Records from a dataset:
_____
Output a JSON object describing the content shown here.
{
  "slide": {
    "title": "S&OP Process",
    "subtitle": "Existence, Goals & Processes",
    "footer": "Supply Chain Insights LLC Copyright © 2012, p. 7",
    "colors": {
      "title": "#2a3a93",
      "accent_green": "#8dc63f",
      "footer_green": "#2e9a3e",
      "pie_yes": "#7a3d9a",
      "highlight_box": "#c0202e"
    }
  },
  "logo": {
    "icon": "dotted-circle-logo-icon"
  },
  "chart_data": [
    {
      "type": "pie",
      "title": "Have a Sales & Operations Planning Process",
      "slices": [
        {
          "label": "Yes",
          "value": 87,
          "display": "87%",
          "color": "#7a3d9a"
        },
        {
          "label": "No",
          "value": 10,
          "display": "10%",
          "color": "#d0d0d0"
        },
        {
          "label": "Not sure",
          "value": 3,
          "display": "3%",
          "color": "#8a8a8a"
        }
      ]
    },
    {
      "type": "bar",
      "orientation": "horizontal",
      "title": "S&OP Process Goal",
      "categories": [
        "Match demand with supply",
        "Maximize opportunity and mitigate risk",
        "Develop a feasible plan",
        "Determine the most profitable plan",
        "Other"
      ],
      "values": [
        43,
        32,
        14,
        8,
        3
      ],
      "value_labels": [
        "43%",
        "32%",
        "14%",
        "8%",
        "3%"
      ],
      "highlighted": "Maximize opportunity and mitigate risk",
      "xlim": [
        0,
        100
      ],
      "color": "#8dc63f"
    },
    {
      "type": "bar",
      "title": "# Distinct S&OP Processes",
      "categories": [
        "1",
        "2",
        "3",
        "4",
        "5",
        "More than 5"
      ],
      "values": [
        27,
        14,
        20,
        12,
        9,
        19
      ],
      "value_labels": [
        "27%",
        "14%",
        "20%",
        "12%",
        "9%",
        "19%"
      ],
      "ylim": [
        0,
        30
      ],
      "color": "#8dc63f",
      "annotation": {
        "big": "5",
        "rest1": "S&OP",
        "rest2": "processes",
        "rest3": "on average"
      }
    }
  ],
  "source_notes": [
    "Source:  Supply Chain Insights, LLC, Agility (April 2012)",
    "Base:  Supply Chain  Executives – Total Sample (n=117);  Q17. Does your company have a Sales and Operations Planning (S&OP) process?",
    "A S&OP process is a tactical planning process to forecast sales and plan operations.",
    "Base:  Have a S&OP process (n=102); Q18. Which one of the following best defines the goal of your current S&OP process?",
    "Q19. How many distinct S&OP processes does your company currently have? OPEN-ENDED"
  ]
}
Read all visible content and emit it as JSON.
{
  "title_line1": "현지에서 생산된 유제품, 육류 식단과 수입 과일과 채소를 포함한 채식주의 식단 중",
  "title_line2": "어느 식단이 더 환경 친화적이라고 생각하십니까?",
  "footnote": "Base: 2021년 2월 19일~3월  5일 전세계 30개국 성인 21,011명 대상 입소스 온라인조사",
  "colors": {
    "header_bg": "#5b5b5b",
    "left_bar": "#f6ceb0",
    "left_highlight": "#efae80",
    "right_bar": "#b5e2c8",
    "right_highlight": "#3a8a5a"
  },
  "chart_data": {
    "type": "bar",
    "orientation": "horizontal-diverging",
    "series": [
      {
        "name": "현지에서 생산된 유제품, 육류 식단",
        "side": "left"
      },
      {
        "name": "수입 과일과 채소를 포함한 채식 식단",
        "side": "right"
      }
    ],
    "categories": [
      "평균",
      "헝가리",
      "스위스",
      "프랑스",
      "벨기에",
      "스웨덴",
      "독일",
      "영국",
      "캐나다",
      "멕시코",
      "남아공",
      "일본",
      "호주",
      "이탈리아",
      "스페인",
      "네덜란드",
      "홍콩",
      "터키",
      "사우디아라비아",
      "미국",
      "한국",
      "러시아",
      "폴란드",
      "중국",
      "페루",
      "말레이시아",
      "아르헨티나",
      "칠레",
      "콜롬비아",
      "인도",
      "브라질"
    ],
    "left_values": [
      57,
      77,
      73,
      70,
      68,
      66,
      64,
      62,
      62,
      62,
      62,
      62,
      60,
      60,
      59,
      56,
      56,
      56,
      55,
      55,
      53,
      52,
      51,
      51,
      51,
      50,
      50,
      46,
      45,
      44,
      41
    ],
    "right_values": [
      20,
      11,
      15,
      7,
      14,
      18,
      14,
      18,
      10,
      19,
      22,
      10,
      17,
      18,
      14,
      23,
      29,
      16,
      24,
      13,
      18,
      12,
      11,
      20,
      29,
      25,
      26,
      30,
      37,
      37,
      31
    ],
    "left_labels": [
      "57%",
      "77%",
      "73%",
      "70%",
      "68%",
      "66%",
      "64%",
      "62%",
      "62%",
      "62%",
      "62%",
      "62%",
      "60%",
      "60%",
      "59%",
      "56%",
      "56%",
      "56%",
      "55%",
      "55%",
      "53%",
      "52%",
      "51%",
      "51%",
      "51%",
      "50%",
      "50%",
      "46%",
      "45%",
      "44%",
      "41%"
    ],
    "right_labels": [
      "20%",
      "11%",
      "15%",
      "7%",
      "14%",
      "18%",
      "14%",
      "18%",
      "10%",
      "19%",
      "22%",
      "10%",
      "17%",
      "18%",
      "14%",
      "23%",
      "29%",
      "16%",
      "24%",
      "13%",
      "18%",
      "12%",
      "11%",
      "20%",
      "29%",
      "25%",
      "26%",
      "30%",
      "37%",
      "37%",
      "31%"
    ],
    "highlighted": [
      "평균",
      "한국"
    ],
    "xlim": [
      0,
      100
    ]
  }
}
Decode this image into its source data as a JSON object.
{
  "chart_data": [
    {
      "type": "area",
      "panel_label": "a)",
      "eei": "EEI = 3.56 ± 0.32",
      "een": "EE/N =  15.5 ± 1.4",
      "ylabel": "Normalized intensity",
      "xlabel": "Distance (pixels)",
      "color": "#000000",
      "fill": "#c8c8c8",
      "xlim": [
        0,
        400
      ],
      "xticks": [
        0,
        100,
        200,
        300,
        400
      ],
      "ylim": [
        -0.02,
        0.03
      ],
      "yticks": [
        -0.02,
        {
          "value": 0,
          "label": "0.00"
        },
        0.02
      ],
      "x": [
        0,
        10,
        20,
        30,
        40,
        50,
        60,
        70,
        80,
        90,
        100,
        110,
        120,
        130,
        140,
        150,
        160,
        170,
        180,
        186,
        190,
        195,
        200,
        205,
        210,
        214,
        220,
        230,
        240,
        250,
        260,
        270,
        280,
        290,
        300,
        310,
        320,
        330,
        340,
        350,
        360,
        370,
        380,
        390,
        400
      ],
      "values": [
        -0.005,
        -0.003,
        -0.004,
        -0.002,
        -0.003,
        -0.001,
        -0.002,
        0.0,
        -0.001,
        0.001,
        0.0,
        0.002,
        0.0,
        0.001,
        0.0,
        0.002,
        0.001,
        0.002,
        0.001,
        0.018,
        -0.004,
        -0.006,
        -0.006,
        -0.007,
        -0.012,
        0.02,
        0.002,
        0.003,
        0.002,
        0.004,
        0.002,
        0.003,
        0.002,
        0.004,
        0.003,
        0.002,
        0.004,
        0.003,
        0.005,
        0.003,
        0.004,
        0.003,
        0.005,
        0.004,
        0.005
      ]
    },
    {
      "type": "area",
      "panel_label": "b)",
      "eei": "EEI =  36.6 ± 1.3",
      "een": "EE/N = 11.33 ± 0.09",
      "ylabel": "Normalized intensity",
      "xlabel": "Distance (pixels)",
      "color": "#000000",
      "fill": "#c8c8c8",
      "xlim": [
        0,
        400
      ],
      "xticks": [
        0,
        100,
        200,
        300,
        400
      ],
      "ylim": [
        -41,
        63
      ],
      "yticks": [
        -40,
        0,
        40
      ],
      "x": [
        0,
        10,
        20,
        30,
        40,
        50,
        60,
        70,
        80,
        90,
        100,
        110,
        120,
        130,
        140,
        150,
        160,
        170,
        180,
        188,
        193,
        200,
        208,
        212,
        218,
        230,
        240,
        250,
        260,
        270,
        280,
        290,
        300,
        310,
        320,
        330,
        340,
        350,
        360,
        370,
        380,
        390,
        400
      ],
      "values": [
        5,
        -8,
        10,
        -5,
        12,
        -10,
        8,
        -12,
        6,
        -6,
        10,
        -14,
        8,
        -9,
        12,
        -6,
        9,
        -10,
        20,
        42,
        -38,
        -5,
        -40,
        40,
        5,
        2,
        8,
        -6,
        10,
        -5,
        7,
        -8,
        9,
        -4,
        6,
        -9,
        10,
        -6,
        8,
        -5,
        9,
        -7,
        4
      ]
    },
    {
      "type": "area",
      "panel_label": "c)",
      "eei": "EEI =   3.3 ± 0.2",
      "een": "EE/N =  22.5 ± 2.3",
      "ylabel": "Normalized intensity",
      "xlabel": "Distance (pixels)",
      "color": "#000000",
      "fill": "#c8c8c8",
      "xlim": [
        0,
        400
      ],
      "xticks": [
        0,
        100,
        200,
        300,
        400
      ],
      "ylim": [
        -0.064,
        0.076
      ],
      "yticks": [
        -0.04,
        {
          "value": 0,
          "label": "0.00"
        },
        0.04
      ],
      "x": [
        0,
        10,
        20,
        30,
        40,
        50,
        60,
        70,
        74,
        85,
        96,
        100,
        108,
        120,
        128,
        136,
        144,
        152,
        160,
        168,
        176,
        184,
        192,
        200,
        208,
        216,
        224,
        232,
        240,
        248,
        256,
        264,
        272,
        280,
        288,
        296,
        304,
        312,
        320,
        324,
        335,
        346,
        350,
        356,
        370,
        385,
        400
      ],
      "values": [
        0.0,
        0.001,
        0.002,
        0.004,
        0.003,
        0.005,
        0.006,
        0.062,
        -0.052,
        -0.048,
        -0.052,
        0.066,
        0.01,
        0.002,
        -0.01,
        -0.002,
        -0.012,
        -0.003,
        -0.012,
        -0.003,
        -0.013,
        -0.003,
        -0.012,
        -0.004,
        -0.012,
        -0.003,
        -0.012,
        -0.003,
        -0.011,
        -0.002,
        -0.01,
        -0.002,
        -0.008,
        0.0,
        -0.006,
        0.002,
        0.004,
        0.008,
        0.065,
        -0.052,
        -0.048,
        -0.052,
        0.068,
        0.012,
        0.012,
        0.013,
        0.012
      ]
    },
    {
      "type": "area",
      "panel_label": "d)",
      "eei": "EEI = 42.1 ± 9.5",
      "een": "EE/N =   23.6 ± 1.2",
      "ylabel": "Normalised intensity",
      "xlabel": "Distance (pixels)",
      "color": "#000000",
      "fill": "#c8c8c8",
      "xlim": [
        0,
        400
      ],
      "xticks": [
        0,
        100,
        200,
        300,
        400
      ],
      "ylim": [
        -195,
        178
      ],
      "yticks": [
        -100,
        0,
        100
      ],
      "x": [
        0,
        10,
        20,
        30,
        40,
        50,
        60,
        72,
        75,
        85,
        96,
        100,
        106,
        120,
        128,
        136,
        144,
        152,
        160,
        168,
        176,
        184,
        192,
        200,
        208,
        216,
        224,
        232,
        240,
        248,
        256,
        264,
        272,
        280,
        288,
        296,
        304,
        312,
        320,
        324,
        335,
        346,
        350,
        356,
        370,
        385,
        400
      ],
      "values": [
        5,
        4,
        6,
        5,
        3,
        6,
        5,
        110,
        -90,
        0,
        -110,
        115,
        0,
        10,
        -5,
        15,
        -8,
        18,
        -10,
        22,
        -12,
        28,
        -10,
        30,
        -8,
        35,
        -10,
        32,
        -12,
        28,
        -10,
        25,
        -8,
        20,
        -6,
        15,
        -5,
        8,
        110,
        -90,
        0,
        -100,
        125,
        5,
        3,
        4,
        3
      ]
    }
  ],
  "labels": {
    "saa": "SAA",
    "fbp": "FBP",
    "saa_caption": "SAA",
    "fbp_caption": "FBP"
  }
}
_____
- Set task: Read the data above. Pull out each line in which the string "horizontal" appears.

- Written solution:
      "orientation": "horizontal",
    "orientation": "horizontal-diverging",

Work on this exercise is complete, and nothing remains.